| Objective |
Leave out the pictures and transcribe the rest of the records exactly.

| Supplied records |
________________________________________
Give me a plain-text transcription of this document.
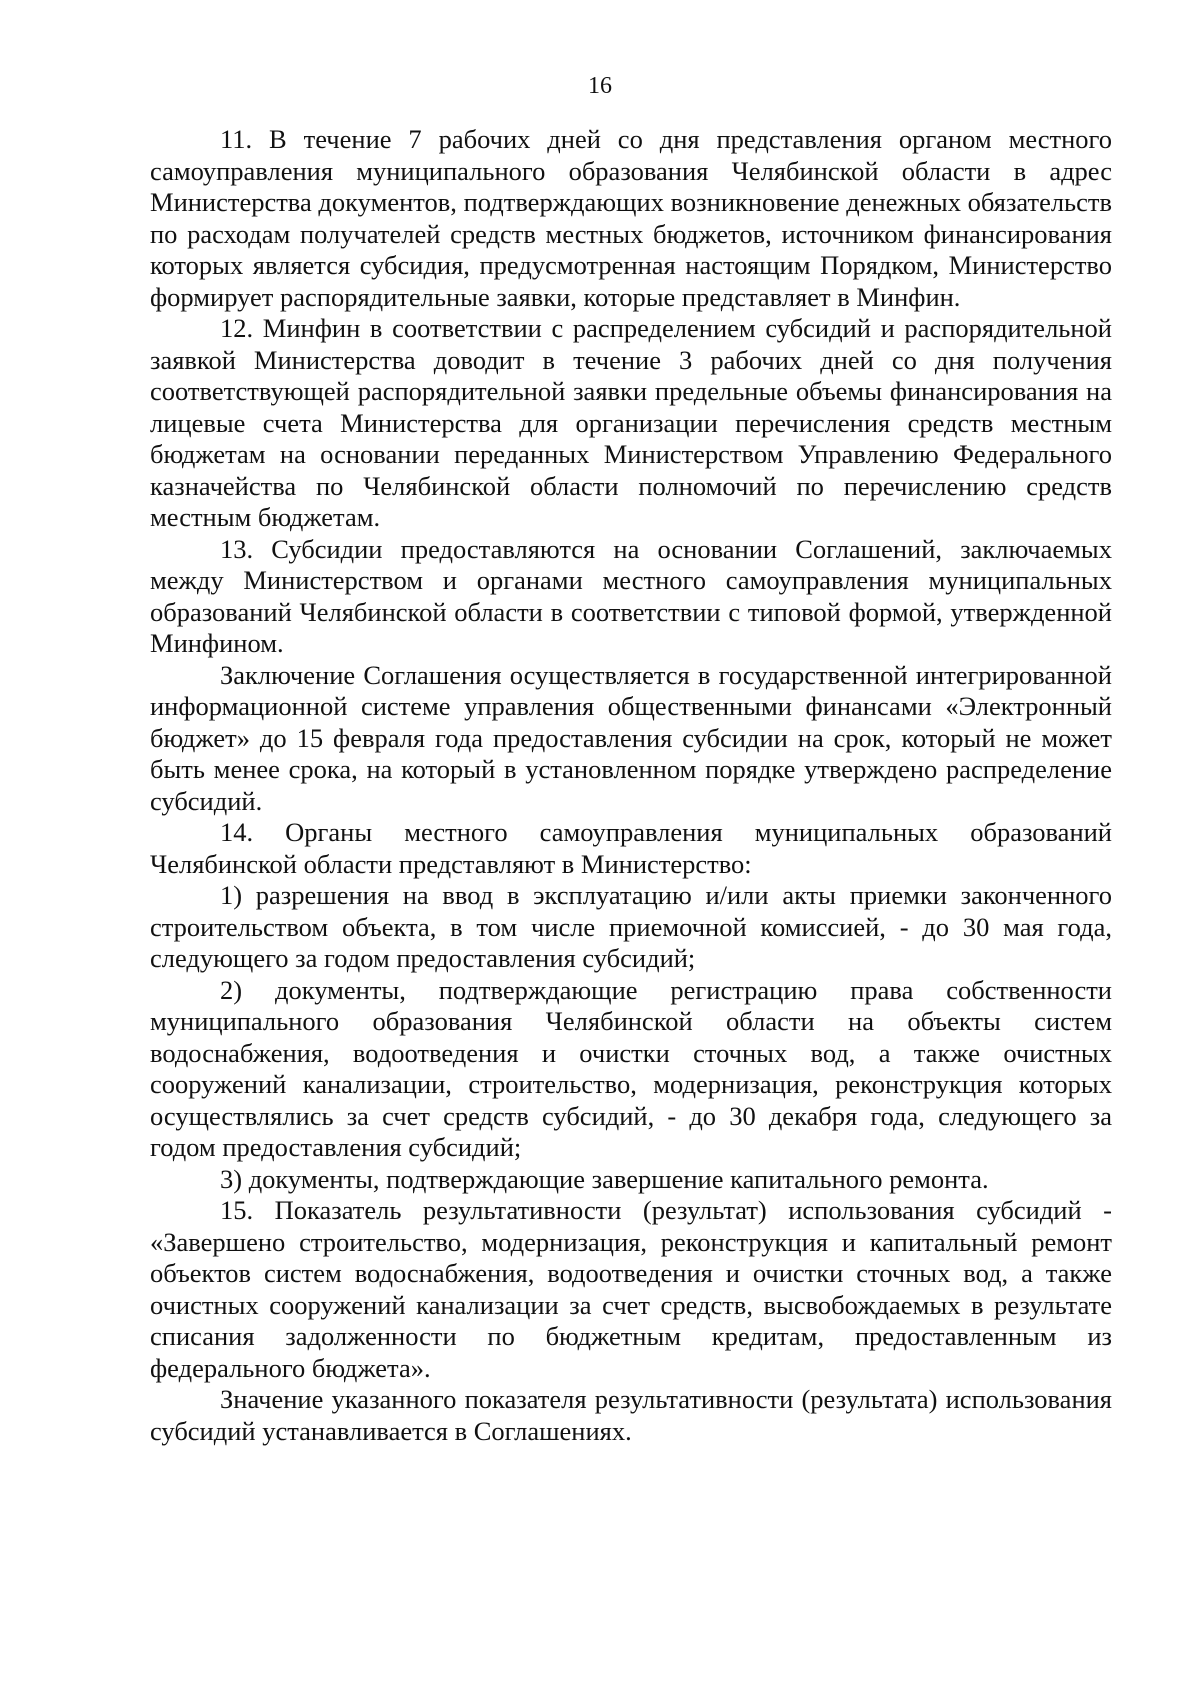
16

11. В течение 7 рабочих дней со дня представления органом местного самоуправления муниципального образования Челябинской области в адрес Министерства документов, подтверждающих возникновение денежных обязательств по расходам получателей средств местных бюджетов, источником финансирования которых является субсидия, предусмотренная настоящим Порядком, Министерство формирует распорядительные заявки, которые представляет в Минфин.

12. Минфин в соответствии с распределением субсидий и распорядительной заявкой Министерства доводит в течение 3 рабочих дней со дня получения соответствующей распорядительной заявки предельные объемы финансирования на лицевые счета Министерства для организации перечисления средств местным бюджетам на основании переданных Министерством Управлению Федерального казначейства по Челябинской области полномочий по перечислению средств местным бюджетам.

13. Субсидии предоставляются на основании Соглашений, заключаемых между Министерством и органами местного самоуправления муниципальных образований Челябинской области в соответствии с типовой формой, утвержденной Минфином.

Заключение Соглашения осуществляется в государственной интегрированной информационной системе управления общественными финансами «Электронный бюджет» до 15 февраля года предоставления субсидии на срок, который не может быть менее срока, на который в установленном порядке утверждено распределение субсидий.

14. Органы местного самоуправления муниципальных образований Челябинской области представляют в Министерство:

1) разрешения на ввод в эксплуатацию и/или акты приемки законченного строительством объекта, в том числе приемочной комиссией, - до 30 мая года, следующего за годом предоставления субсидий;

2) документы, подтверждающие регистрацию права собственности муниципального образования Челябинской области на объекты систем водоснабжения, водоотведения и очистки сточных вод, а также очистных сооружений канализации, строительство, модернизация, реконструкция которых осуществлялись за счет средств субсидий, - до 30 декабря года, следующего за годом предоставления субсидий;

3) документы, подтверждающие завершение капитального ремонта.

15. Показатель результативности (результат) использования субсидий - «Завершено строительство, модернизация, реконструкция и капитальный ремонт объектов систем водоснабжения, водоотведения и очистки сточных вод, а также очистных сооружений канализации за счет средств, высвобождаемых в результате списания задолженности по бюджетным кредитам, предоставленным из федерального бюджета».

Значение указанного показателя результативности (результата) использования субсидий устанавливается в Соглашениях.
________________________________________
| Solution to this task |
Give me a plain-text transcription of this document.
16

11. В течение 7 рабочих дней со дня представления органом местного самоуправления муниципального образования Челябинской области в адрес Министерства документов, подтверждающих возникновение денежных обязательств по расходам получателей средств местных бюджетов, источником финансирования которых является субсидия, предусмотренная настоящим Порядком, Министерство формирует распорядительные заявки, которые представляет в Минфин.

12. Минфин в соответствии с распределением субсидий и распорядительной заявкой Министерства доводит в течение 3 рабочих дней со дня получения соответствующей распорядительной заявки предельные объемы финансирования на лицевые счета Министерства для организации перечисления средств местным бюджетам на основании переданных Министерством Управлению Федерального казначейства по Челябинской области полномочий по перечислению средств местным бюджетам.

13. Субсидии предоставляются на основании Соглашений, заключаемых между Министерством и органами местного самоуправления муниципальных образований Челябинской области в соответствии с типовой формой, утвержденной Минфином.

Заключение Соглашения осуществляется в государственной интегрированной информационной системе управления общественными финансами «Электронный бюджет» до 15 февраля года предоставления субсидии на срок, который не может быть менее срока, на который в установленном порядке утверждено распределение субсидий.

14. Органы местного самоуправления муниципальных образований Челябинской области представляют в Министерство:

1) разрешения на ввод в эксплуатацию и/или акты приемки законченного строительством объекта, в том числе приемочной комиссией, - до 30 мая года, следующего за годом предоставления субсидий;

2) документы, подтверждающие регистрацию права собственности муниципального образования Челябинской области на объекты систем водоснабжения, водоотведения и очистки сточных вод, а также очистных сооружений канализации, строительство, модернизация, реконструкция которых осуществлялись за счет средств субсидий, - до 30 декабря года, следующего за годом предоставления субсидий;

3) документы, подтверждающие завершение капитального ремонта.

15. Показатель результативности (результат) использования субсидий - «Завершено строительство, модернизация, реконструкция и капитальный ремонт объектов систем водоснабжения, водоотведения и очистки сточных вод, а также очистных сооружений канализации за счет средств, высвобождаемых в результате списания задолженности по бюджетным кредитам, предоставленным из федерального бюджета».

Значение указанного показателя результативности (результата) использования субсидий устанавливается в Соглашениях.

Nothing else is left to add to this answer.